#### EXTRACTED RECORDS

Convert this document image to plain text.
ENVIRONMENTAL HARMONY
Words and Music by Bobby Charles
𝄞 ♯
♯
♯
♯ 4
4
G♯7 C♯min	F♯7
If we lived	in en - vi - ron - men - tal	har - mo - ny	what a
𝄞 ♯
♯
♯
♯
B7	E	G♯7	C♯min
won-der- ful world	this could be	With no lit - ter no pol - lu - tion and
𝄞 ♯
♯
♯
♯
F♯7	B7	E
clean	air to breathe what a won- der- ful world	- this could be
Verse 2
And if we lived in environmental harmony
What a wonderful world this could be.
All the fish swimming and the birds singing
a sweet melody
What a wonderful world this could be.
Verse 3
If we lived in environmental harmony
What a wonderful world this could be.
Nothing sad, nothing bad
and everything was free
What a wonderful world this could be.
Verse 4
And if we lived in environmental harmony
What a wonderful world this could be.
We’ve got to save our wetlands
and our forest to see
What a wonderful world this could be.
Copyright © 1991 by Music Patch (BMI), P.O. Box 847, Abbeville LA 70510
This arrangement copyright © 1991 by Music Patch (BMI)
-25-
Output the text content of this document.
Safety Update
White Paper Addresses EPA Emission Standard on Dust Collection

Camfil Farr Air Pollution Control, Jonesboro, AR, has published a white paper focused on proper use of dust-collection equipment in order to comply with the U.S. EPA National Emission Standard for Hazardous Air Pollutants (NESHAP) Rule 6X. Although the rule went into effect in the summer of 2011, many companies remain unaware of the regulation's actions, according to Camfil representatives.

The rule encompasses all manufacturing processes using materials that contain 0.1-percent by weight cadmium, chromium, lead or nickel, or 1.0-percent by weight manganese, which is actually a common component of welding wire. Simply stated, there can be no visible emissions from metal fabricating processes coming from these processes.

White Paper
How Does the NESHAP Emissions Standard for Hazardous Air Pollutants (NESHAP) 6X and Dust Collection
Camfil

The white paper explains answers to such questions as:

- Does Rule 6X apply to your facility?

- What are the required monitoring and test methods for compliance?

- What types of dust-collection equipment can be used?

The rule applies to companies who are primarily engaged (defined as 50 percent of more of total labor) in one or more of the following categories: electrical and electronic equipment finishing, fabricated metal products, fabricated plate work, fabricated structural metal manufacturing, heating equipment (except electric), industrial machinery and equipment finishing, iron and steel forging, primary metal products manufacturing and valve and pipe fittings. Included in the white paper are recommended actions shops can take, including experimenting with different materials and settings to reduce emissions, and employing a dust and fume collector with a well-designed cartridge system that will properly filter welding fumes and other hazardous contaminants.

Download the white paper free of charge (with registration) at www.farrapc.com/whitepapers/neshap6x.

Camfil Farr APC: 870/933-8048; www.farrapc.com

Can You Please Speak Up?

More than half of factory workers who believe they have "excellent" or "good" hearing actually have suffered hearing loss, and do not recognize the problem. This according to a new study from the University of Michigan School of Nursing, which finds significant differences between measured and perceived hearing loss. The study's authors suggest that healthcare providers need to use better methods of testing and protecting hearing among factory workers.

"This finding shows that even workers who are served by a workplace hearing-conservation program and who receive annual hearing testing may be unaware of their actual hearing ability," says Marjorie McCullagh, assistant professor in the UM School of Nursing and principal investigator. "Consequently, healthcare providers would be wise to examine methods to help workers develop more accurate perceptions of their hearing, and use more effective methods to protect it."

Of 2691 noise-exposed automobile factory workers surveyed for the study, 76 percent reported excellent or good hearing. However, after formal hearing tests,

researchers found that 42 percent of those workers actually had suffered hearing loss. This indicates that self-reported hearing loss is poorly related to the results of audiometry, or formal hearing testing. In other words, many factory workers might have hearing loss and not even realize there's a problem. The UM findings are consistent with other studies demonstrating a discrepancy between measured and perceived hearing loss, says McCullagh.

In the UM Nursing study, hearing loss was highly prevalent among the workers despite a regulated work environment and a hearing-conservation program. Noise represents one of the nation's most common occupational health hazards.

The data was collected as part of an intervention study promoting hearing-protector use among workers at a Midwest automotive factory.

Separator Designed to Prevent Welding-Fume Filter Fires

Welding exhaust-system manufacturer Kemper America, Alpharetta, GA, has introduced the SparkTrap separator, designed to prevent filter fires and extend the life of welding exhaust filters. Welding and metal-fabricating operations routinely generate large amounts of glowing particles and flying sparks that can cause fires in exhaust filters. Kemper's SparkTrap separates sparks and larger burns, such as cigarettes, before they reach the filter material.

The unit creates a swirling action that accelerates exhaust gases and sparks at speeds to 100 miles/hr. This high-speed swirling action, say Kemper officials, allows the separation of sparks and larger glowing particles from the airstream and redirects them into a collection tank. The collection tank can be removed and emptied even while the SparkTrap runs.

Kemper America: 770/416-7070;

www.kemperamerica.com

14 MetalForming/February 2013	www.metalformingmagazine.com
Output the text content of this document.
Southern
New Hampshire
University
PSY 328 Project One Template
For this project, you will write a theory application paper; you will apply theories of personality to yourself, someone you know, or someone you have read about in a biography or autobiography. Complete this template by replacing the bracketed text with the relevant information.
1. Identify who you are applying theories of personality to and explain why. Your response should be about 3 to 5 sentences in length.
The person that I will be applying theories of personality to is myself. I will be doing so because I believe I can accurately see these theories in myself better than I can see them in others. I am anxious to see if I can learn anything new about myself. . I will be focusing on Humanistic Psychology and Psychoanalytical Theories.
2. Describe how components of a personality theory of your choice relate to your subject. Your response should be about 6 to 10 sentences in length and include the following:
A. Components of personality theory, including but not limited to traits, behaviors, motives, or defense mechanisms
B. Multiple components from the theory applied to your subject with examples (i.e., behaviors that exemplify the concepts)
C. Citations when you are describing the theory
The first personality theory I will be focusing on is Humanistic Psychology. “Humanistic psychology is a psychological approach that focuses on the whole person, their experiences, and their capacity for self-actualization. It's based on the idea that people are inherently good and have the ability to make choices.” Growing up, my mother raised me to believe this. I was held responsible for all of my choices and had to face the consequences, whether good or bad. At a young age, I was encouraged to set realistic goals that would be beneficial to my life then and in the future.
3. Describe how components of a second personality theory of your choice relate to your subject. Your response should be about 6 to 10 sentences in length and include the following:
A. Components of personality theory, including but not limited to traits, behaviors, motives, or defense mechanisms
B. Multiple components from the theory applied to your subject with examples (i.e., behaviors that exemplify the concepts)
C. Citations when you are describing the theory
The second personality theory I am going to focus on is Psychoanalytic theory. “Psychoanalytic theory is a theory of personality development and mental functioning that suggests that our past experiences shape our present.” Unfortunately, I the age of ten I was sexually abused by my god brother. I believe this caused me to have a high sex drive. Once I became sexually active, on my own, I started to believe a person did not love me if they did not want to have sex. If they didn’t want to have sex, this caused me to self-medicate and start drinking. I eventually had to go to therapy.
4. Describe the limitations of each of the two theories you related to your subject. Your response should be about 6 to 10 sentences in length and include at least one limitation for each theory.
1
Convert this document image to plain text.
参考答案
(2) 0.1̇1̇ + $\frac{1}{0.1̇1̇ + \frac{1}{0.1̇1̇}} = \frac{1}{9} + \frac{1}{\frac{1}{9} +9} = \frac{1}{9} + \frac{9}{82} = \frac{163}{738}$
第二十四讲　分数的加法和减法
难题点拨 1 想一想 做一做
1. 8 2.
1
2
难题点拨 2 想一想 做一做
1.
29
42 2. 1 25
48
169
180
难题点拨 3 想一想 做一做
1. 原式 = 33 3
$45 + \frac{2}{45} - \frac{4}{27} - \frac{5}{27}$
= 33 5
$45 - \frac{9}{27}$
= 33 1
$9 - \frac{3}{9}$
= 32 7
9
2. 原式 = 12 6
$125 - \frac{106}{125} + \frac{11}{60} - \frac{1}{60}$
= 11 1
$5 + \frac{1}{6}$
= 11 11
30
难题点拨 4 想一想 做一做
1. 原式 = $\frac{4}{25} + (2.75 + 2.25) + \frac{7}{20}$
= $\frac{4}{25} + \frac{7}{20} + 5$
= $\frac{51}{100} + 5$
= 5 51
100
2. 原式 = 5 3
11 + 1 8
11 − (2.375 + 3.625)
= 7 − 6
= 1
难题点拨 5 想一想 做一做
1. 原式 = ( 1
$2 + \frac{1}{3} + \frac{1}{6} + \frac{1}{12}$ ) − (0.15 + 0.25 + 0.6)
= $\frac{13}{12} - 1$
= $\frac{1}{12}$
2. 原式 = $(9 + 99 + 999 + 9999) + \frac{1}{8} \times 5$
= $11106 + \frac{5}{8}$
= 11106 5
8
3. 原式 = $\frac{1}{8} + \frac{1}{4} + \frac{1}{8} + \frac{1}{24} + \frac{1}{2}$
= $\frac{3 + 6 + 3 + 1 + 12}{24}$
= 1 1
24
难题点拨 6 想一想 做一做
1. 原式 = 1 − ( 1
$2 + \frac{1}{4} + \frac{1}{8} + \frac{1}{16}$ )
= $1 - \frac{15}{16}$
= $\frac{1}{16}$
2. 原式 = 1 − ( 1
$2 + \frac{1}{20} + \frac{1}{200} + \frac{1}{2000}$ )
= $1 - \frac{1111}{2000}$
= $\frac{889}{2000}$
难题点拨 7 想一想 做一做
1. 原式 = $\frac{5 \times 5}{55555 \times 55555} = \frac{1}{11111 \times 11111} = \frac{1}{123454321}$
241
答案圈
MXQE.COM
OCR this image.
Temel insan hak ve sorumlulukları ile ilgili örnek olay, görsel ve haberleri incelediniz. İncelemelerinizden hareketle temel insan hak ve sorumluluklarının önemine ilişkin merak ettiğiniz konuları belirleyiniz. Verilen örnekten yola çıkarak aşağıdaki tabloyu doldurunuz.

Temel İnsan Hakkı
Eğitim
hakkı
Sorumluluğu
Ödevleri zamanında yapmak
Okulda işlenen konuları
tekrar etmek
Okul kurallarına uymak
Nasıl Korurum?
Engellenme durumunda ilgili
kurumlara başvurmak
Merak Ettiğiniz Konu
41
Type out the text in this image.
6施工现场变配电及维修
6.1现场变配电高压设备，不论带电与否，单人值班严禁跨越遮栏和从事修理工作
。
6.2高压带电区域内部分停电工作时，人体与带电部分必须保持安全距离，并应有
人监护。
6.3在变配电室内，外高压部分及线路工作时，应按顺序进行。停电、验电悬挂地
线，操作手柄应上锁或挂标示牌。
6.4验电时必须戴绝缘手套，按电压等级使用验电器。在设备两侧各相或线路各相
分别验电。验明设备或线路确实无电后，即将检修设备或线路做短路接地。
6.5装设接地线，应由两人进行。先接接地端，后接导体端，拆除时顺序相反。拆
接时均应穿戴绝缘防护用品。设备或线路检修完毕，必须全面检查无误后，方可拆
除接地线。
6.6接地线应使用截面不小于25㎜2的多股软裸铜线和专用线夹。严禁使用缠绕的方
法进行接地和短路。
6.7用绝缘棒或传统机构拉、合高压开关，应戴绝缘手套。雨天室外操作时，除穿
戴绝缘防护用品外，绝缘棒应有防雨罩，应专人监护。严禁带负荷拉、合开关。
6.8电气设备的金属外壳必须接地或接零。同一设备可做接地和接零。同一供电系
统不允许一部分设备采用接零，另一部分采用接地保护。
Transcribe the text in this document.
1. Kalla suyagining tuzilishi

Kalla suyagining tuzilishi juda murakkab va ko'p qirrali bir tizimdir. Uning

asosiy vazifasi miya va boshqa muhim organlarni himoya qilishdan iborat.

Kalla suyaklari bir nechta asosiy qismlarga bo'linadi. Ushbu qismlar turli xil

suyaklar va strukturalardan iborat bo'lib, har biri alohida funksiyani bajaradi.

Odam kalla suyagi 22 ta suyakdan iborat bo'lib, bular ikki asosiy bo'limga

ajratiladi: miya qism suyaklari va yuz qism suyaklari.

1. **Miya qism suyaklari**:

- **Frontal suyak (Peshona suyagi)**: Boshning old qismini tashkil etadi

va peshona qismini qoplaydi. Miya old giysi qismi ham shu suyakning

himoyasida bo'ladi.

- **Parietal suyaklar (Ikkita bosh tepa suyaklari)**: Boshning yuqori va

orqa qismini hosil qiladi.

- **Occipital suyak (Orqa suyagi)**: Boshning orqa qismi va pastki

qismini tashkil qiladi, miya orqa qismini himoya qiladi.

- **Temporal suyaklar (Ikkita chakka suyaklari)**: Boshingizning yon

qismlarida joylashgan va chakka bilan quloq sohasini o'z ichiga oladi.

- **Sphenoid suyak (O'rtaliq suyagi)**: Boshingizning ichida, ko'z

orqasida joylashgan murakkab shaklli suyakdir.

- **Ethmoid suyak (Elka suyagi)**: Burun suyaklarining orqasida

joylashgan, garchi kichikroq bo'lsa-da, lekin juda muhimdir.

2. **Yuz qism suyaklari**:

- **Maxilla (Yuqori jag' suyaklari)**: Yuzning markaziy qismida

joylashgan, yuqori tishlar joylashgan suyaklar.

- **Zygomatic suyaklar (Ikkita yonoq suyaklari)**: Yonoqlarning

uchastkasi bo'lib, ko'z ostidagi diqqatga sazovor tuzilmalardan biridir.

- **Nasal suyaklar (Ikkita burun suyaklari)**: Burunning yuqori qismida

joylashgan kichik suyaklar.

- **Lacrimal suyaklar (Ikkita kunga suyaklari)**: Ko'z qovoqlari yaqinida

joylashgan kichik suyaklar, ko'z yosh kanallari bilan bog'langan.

########

WHAT TO WORK ON: Copy each line of the listing in which the word "murakkab" can be found.

TASK SOLUTION:
Kalla suyagining tuzilishi juda murakkab va ko'p qirrali bir tizimdir. Uning
orqasida joylashgan murakkab shaklli suyakdir.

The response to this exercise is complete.